Exercise instructions:
In full and without alteration, give the listing again.

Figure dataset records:
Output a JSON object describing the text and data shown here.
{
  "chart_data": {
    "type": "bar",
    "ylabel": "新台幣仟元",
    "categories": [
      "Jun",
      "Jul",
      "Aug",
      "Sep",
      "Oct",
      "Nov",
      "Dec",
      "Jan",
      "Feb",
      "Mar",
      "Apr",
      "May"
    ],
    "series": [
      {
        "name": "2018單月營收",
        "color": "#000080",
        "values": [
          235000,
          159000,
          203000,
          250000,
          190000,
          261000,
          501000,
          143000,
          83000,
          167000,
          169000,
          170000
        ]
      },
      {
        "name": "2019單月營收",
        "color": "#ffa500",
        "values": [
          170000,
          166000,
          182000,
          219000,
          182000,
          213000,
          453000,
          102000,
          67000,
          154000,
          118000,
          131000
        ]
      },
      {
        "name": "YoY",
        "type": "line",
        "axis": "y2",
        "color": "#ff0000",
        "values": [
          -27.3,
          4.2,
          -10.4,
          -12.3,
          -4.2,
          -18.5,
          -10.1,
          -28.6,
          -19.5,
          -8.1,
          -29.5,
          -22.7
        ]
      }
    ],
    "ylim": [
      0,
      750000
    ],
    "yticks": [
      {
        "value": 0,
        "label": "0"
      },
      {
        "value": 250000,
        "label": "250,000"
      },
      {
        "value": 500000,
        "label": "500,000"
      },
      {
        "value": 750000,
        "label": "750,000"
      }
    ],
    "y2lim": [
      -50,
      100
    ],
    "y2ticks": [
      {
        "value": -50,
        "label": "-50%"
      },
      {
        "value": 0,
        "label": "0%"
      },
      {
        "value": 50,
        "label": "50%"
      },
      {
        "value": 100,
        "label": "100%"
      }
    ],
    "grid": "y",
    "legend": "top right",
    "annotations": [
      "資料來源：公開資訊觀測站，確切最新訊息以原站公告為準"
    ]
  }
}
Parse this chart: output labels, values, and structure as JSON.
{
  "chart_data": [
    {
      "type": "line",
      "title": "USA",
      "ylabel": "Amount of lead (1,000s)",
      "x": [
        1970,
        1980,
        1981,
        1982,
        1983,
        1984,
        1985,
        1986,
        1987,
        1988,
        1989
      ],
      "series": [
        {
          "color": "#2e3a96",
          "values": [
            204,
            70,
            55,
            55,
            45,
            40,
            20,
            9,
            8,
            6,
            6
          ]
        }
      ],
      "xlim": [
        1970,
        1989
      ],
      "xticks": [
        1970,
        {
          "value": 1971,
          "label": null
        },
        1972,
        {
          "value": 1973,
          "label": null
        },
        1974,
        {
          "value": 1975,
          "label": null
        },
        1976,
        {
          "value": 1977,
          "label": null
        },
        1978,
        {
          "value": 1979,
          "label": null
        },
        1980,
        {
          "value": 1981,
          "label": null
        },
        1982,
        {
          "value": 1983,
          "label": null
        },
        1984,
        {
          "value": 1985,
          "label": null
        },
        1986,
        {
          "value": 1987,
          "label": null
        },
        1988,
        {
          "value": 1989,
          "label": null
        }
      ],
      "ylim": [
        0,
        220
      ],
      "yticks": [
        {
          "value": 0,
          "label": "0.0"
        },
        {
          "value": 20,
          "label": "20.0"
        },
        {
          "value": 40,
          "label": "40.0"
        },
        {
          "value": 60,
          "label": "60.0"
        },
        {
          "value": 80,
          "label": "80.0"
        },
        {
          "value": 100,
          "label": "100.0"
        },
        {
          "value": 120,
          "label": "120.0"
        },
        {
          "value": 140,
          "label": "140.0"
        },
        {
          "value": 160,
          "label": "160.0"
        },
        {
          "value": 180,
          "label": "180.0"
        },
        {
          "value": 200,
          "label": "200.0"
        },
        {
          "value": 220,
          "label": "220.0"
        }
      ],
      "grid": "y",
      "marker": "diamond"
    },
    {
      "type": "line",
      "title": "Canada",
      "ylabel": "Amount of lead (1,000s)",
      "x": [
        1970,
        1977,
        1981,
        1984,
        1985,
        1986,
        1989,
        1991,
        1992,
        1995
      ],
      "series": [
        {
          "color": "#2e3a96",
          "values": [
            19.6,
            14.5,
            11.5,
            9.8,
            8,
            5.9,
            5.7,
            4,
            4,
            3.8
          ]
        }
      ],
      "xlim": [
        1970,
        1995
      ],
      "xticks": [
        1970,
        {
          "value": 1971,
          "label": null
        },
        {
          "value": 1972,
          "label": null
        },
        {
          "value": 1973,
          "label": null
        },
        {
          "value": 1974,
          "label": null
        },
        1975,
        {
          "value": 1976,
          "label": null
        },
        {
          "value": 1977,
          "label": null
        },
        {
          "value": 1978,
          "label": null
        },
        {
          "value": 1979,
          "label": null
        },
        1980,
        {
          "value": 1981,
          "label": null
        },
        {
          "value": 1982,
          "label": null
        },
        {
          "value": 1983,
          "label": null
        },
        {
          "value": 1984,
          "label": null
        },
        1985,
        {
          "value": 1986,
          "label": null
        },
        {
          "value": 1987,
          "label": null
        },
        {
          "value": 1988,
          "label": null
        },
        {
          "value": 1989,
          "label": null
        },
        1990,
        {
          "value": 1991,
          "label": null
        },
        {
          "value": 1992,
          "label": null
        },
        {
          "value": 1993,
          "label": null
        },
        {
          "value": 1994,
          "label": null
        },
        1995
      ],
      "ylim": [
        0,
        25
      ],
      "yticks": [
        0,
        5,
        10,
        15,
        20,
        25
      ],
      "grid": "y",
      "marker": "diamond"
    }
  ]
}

Written reply:
Output a JSON object describing the text and data shown here.
{
  "chart_data": {
    "type": "bar",
    "ylabel": "新台幣仟元",
    "categories": [
      "Jun",
      "Jul",
      "Aug",
      "Sep",
      "Oct",
      "Nov",
      "Dec",
      "Jan",
      "Feb",
      "Mar",
      "Apr",
      "May"
    ],
    "series": [
      {
        "name": "2018單月營收",
        "color": "#000080",
        "values": [
          235000,
          159000,
          203000,
          250000,
          190000,
          261000,
          501000,
          143000,
          83000,
          167000,
          169000,
          170000
        ]
      },
      {
        "name": "2019單月營收",
        "color": "#ffa500",
        "values": [
          170000,
          166000,
          182000,
          219000,
          182000,
          213000,
          453000,
          102000,
          67000,
          154000,
          118000,
          131000
        ]
      },
      {
        "name": "YoY",
        "type": "line",
        "axis": "y2",
        "color": "#ff0000",
        "values": [
          -27.3,
          4.2,
          -10.4,
          -12.3,
          -4.2,
          -18.5,
          -10.1,
          -28.6,
          -19.5,
          -8.1,
          -29.5,
          -22.7
        ]
      }
    ],
    "ylim": [
      0,
      750000
    ],
    "yticks": [
      {
        "value": 0,
        "label": "0"
      },
      {
        "value": 250000,
        "label": "250,000"
      },
      {
        "value": 500000,
        "label": "500,000"
      },
      {
        "value": 750000,
        "label": "750,000"
      }
    ],
    "y2lim": [
      -50,
      100
    ],
    "y2ticks": [
      {
        "value": -50,
        "label": "-50%"
      },
      {
        "value": 0,
        "label": "0%"
      },
      {
        "value": 50,
        "label": "50%"
      },
      {
        "value": 100,
        "label": "100%"
      }
    ],
    "grid": "y",
    "legend": "top right",
    "annotations": [
      "資料來源：公開資訊觀測站，確切最新訊息以原站公告為準"
    ]
  }
}
Parse this chart: output labels, values, and structure as JSON.
{
  "chart_data": [
    {
      "type": "line",
      "title": "USA",
      "ylabel": "Amount of lead (1,000s)",
      "x": [
        1970,
        1980,
        1981,
        1982,
        1983,
        1984,
        1985,
        1986,
        1987,
        1988,
        1989
      ],
      "series": [
        {
          "color": "#2e3a96",
          "values": [
            204,
            70,
            55,
            55,
            45,
            40,
            20,
            9,
            8,
            6,
            6
          ]
        }
      ],
      "xlim": [
        1970,
        1989
      ],
      "xticks": [
        1970,
        {
          "value": 1971,
          "label": null
        },
        1972,
        {
          "value": 1973,
          "label": null
        },
        1974,
        {
          "value": 1975,
          "label": null
        },
        1976,
        {
          "value": 1977,
          "label": null
        },
        1978,
        {
          "value": 1979,
          "label": null
        },
        1980,
        {
          "value": 1981,
          "label": null
        },
        1982,
        {
          "value": 1983,
          "label": null
        },
        1984,
        {
          "value": 1985,
          "label": null
        },
        1986,
        {
          "value": 1987,
          "label": null
        },
        1988,
        {
          "value": 1989,
          "label": null
        }
      ],
      "ylim": [
        0,
        220
      ],
      "yticks": [
        {
          "value": 0,
          "label": "0.0"
        },
        {
          "value": 20,
          "label": "20.0"
        },
        {
          "value": 40,
          "label": "40.0"
        },
        {
          "value": 60,
          "label": "60.0"
        },
        {
          "value": 80,
          "label": "80.0"
        },
        {
          "value": 100,
          "label": "100.0"
        },
        {
          "value": 120,
          "label": "120.0"
        },
        {
          "value": 140,
          "label": "140.0"
        },
        {
          "value": 160,
          "label": "160.0"
        },
        {
          "value": 180,
          "label": "180.0"
        },
        {
          "value": 200,
          "label": "200.0"
        },
        {
          "value": 220,
          "label": "220.0"
        }
      ],
      "grid": "y",
      "marker": "diamond"
    },
    {
      "type": "line",
      "title": "Canada",
      "ylabel": "Amount of lead (1,000s)",
      "x": [
        1970,
        1977,
        1981,
        1984,
        1985,
        1986,
        1989,
        1991,
        1992,
        1995
      ],
      "series": [
        {
          "color": "#2e3a96",
          "values": [
            19.6,
            14.5,
            11.5,
            9.8,
            8,
            5.9,
            5.7,
            4,
            4,
            3.8
          ]
        }
      ],
      "xlim": [
        1970,
        1995
      ],
      "xticks": [
        1970,
        {
          "value": 1971,
          "label": null
        },
        {
          "value": 1972,
          "label": null
        },
        {
          "value": 1973,
          "label": null
        },
        {
          "value": 1974,
          "label": null
        },
        1975,
        {
          "value": 1976,
          "label": null
        },
        {
          "value": 1977,
          "label": null
        },
        {
          "value": 1978,
          "label": null
        },
        {
          "value": 1979,
          "label": null
        },
        1980,
        {
          "value": 1981,
          "label": null
        },
        {
          "value": 1982,
          "label": null
        },
        {
          "value": 1983,
          "label": null
        },
        {
          "value": 1984,
          "label": null
        },
        1985,
        {
          "value": 1986,
          "label": null
        },
        {
          "value": 1987,
          "label": null
        },
        {
          "value": 1988,
          "label": null
        },
        {
          "value": 1989,
          "label": null
        },
        1990,
        {
          "value": 1991,
          "label": null
        },
        {
          "value": 1992,
          "label": null
        },
        {
          "value": 1993,
          "label": null
        },
        {
          "value": 1994,
          "label": null
        },
        1995
      ],
      "ylim": [
        0,
        25
      ],
      "yticks": [
        0,
        5,
        10,
        15,
        20,
        25
      ],
      "grid": "y",
      "marker": "diamond"
    }
  ]
}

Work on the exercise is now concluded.